◆ Data for this task:
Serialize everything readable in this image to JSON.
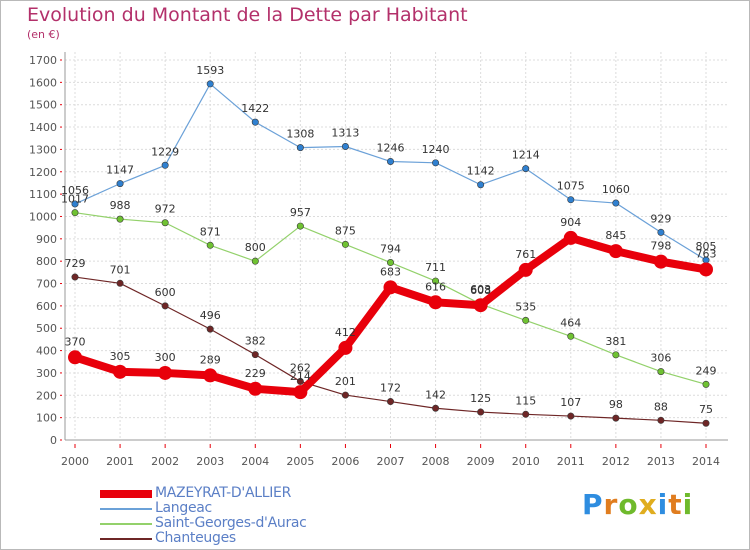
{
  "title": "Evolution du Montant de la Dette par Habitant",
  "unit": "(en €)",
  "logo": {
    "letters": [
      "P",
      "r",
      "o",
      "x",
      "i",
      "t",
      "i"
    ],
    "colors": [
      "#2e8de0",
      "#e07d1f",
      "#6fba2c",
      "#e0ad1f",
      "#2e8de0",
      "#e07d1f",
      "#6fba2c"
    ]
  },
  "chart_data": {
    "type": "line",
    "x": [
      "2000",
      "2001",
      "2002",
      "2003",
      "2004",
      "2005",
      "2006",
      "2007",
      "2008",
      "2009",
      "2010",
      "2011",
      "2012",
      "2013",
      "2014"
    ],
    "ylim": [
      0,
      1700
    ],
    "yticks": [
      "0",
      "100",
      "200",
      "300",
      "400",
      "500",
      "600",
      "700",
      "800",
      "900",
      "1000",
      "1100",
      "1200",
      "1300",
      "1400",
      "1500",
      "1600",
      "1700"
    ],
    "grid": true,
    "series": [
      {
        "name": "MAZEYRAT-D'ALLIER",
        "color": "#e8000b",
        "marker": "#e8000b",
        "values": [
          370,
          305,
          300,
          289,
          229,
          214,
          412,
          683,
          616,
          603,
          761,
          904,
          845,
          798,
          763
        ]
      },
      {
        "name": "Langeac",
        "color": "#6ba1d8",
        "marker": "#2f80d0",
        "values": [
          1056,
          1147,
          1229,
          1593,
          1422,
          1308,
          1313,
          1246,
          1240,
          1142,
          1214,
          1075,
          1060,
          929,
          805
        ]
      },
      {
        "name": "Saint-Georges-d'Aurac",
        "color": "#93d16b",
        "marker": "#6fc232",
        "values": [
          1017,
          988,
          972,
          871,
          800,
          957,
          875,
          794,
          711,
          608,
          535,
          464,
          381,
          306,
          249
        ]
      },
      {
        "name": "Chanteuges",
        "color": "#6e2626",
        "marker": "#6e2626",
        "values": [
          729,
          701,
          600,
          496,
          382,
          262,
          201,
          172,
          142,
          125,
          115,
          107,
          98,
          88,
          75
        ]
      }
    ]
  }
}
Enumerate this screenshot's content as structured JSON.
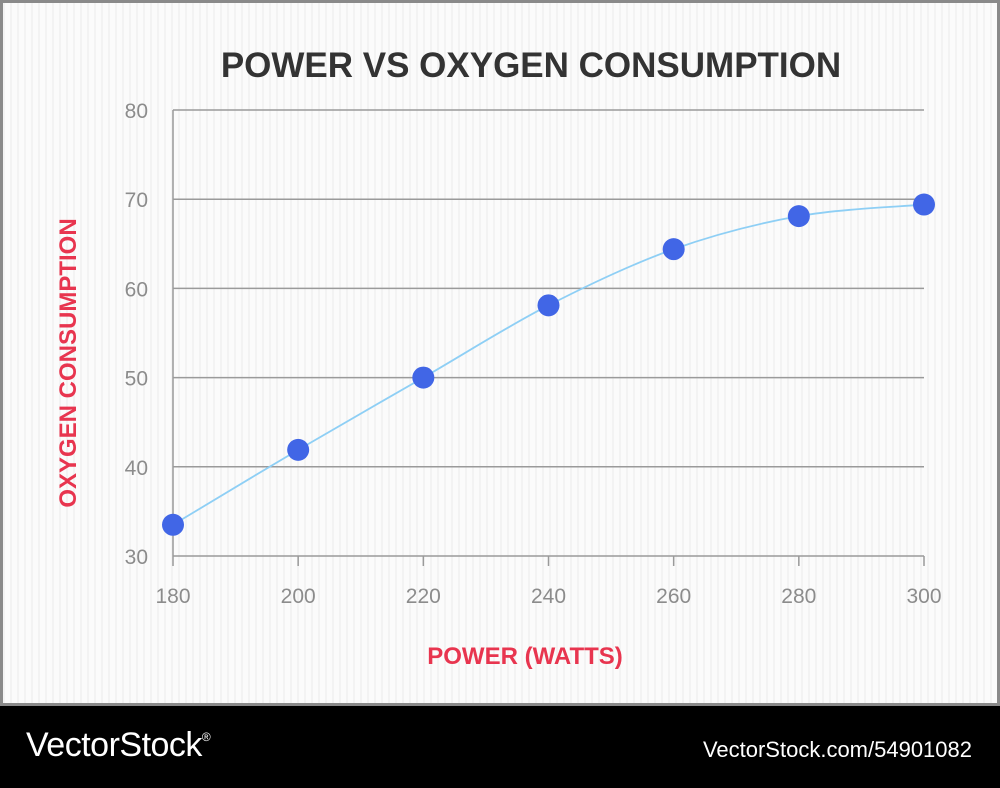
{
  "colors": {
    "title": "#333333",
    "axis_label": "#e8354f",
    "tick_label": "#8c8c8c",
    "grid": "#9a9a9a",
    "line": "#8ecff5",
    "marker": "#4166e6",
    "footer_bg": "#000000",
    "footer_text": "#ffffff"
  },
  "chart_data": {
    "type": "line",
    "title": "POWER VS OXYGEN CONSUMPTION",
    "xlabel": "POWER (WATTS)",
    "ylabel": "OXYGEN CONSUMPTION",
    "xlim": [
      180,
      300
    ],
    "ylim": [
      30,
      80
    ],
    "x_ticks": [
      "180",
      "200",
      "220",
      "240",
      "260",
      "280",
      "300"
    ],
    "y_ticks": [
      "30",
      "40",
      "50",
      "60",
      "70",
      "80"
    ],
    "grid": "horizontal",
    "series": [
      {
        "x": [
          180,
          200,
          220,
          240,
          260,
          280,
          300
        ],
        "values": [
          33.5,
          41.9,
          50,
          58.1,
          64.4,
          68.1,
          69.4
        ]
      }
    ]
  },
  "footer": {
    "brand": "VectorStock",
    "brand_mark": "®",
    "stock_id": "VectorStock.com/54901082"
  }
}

* * *

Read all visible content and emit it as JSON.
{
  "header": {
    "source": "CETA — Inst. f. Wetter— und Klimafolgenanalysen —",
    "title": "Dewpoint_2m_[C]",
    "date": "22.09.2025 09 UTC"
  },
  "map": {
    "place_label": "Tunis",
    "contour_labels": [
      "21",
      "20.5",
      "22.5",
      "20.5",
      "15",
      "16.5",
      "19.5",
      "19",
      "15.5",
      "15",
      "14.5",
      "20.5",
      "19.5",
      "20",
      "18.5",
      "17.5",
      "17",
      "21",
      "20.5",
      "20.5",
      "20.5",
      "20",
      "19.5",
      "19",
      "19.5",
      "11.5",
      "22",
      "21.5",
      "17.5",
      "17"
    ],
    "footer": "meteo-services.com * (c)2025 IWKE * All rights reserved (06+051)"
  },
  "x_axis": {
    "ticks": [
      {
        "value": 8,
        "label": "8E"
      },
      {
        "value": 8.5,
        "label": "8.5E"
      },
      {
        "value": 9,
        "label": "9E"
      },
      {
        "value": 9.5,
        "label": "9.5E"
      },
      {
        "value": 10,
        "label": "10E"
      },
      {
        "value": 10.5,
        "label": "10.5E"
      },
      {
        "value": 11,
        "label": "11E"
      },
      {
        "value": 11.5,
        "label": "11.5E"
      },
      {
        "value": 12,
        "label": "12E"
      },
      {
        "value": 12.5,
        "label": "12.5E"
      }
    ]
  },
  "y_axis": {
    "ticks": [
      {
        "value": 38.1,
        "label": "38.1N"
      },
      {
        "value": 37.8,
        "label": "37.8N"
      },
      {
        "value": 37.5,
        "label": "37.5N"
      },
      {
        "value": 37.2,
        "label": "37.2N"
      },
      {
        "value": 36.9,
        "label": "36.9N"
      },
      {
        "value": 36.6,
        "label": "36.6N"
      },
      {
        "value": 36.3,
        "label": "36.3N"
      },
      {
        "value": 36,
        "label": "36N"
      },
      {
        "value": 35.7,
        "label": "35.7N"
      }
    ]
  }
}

* * *

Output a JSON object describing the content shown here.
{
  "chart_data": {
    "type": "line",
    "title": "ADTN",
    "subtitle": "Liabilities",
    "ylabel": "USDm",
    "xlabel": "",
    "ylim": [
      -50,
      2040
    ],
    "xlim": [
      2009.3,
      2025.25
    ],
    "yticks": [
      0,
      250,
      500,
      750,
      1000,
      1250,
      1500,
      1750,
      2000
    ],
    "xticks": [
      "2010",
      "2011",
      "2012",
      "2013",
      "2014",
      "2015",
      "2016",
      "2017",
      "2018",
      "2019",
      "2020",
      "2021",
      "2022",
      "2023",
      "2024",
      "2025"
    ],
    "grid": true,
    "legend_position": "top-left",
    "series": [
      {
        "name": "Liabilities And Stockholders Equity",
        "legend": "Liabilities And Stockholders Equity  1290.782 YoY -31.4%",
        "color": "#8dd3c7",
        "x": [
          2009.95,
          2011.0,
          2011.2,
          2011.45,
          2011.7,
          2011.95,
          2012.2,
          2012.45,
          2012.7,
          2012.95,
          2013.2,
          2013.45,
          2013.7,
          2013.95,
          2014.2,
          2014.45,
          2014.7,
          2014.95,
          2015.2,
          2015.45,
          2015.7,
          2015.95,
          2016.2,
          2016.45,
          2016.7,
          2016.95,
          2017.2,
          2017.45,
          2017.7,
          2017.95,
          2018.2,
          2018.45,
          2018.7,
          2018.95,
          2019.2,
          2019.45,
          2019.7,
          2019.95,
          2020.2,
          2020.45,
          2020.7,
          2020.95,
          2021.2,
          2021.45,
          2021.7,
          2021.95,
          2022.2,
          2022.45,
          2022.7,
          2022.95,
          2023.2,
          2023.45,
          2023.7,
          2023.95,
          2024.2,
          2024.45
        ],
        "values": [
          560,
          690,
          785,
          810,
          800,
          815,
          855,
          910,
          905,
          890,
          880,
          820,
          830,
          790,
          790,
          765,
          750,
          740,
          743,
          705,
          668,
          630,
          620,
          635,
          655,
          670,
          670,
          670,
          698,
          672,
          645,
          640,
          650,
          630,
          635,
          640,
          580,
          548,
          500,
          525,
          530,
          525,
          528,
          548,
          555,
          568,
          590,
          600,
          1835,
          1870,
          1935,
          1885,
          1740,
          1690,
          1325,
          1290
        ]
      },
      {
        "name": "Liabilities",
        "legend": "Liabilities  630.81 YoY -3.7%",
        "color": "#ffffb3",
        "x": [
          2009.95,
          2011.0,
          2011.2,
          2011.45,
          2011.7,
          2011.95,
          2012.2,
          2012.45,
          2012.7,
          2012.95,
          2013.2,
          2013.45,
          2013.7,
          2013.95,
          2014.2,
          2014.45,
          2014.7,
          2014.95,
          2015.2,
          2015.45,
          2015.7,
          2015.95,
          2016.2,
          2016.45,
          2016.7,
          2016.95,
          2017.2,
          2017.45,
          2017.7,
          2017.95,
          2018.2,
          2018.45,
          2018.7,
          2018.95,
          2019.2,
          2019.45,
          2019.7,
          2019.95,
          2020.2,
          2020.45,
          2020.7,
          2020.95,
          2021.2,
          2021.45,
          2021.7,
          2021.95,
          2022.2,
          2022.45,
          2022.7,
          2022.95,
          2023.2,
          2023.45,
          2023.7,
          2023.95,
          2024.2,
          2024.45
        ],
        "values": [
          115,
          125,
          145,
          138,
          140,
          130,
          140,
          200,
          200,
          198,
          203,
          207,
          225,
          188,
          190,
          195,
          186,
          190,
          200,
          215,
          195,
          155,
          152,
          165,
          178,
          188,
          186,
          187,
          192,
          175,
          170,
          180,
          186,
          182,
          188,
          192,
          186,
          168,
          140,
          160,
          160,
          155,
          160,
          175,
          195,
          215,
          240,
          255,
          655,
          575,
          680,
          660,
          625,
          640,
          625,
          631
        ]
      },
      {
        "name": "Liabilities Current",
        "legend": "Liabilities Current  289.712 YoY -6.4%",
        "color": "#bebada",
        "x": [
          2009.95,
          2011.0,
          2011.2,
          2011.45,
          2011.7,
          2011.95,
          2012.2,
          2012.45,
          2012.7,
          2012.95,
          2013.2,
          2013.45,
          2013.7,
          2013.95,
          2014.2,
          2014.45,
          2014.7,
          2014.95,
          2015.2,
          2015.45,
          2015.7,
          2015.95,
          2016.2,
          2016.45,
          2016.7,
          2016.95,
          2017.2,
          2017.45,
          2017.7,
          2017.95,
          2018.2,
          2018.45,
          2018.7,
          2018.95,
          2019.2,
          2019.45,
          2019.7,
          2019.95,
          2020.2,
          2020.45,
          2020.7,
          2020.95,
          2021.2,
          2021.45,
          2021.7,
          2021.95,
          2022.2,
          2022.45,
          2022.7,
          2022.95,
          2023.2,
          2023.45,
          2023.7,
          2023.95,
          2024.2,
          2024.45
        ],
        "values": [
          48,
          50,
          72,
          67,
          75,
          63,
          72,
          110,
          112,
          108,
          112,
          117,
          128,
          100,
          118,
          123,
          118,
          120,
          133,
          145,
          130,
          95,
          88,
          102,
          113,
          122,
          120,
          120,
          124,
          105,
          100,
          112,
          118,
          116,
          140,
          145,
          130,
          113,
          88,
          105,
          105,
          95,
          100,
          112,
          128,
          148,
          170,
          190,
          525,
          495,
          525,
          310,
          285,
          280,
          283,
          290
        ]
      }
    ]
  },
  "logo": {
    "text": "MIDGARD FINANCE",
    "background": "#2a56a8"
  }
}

◆ What you need to do: Pick out the lines containing the word "content" and show them.

◆ Finished task:
Enumerate this screenshot's content as structured JSON.
Read all visible content and emit it as JSON.
Output a JSON object describing the content shown here.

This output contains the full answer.